What the task asks:
Return the listing below in full, with every line exactly as it is.

Input material:

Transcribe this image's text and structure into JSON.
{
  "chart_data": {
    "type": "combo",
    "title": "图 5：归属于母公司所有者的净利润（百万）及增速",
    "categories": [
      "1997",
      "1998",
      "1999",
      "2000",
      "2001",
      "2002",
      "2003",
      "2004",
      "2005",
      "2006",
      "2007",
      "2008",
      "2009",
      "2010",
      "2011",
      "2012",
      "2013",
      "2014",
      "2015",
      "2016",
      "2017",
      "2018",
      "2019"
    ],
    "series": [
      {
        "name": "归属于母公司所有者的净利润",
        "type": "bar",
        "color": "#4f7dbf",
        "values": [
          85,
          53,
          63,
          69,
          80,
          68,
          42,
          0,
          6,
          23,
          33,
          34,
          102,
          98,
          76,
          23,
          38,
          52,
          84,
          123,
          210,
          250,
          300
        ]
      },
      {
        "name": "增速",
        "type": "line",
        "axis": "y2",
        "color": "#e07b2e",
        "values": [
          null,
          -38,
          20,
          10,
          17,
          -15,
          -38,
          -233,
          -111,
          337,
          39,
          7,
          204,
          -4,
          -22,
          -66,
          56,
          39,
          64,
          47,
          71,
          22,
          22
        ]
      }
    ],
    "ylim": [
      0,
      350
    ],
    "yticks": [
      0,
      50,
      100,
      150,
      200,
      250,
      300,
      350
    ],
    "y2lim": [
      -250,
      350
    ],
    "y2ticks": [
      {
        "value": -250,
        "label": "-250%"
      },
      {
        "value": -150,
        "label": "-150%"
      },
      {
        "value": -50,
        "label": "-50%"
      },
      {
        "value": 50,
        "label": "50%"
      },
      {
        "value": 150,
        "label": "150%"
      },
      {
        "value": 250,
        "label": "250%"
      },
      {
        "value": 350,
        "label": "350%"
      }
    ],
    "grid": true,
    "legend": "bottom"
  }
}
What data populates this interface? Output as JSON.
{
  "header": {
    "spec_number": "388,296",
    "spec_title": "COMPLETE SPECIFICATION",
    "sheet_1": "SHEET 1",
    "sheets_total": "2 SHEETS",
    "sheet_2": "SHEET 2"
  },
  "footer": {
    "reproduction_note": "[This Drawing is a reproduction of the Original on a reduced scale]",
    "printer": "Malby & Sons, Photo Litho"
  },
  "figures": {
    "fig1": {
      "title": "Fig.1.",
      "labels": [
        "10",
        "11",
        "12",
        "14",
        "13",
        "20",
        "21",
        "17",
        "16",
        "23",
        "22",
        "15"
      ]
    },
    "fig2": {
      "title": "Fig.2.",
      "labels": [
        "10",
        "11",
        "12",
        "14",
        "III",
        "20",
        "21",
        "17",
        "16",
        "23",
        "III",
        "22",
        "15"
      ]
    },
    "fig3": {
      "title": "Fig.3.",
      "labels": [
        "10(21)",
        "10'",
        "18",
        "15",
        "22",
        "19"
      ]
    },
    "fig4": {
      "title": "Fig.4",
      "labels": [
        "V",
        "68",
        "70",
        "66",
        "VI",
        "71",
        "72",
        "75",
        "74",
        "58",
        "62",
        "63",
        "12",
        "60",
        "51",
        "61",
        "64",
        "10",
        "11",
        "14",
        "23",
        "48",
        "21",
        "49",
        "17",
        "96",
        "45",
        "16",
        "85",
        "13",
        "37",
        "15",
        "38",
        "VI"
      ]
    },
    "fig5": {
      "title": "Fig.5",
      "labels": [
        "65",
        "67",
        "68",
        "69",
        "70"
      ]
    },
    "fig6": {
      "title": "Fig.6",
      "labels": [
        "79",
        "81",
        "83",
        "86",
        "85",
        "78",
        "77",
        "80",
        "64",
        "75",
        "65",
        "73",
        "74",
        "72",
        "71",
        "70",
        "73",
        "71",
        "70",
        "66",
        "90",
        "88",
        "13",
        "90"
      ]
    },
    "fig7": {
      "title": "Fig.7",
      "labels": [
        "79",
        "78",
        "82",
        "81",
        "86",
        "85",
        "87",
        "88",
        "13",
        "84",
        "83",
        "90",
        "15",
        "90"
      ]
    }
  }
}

The solution:
Transcribe this image's text and structure into JSON.
{
  "chart_data": {
    "type": "combo",
    "title": "图 5：归属于母公司所有者的净利润（百万）及增速",
    "categories": [
      "1997",
      "1998",
      "1999",
      "2000",
      "2001",
      "2002",
      "2003",
      "2004",
      "2005",
      "2006",
      "2007",
      "2008",
      "2009",
      "2010",
      "2011",
      "2012",
      "2013",
      "2014",
      "2015",
      "2016",
      "2017",
      "2018",
      "2019"
    ],
    "series": [
      {
        "name": "归属于母公司所有者的净利润",
        "type": "bar",
        "color": "#4f7dbf",
        "values": [
          85,
          53,
          63,
          69,
          80,
          68,
          42,
          0,
          6,
          23,
          33,
          34,
          102,
          98,
          76,
          23,
          38,
          52,
          84,
          123,
          210,
          250,
          300
        ]
      },
      {
        "name": "增速",
        "type": "line",
        "axis": "y2",
        "color": "#e07b2e",
        "values": [
          null,
          -38,
          20,
          10,
          17,
          -15,
          -38,
          -233,
          -111,
          337,
          39,
          7,
          204,
          -4,
          -22,
          -66,
          56,
          39,
          64,
          47,
          71,
          22,
          22
        ]
      }
    ],
    "ylim": [
      0,
      350
    ],
    "yticks": [
      0,
      50,
      100,
      150,
      200,
      250,
      300,
      350
    ],
    "y2lim": [
      -250,
      350
    ],
    "y2ticks": [
      {
        "value": -250,
        "label": "-250%"
      },
      {
        "value": -150,
        "label": "-150%"
      },
      {
        "value": -50,
        "label": "-50%"
      },
      {
        "value": 50,
        "label": "50%"
      },
      {
        "value": 150,
        "label": "150%"
      },
      {
        "value": 250,
        "label": "250%"
      },
      {
        "value": 350,
        "label": "350%"
      }
    ],
    "grid": true,
    "legend": "bottom"
  }
}
What data populates this interface? Output as JSON.
{
  "header": {
    "spec_number": "388,296",
    "spec_title": "COMPLETE SPECIFICATION",
    "sheet_1": "SHEET 1",
    "sheets_total": "2 SHEETS",
    "sheet_2": "SHEET 2"
  },
  "footer": {
    "reproduction_note": "[This Drawing is a reproduction of the Original on a reduced scale]",
    "printer": "Malby & Sons, Photo Litho"
  },
  "figures": {
    "fig1": {
      "title": "Fig.1.",
      "labels": [
        "10",
        "11",
        "12",
        "14",
        "13",
        "20",
        "21",
        "17",
        "16",
        "23",
        "22",
        "15"
      ]
    },
    "fig2": {
      "title": "Fig.2.",
      "labels": [
        "10",
        "11",
        "12",
        "14",
        "III",
        "20",
        "21",
        "17",
        "16",
        "23",
        "III",
        "22",
        "15"
      ]
    },
    "fig3": {
      "title": "Fig.3.",
      "labels": [
        "10(21)",
        "10'",
        "18",
        "15",
        "22",
        "19"
      ]
    },
    "fig4": {
      "title": "Fig.4",
      "labels": [
        "V",
        "68",
        "70",
        "66",
        "VI",
        "71",
        "72",
        "75",
        "74",
        "58",
        "62",
        "63",
        "12",
        "60",
        "51",
        "61",
        "64",
        "10",
        "11",
        "14",
        "23",
        "48",
        "21",
        "49",
        "17",
        "96",
        "45",
        "16",
        "85",
        "13",
        "37",
        "15",
        "38",
        "VI"
      ]
    },
    "fig5": {
      "title": "Fig.5",
      "labels": [
        "65",
        "67",
        "68",
        "69",
        "70"
      ]
    },
    "fig6": {
      "title": "Fig.6",
      "labels": [
        "79",
        "81",
        "83",
        "86",
        "85",
        "78",
        "77",
        "80",
        "64",
        "75",
        "65",
        "73",
        "74",
        "72",
        "71",
        "70",
        "73",
        "71",
        "70",
        "66",
        "90",
        "88",
        "13",
        "90"
      ]
    },
    "fig7": {
      "title": "Fig.7",
      "labels": [
        "79",
        "78",
        "82",
        "81",
        "86",
        "85",
        "87",
        "88",
        "13",
        "84",
        "83",
        "90",
        "15",
        "90"
      ]
    }
  }
}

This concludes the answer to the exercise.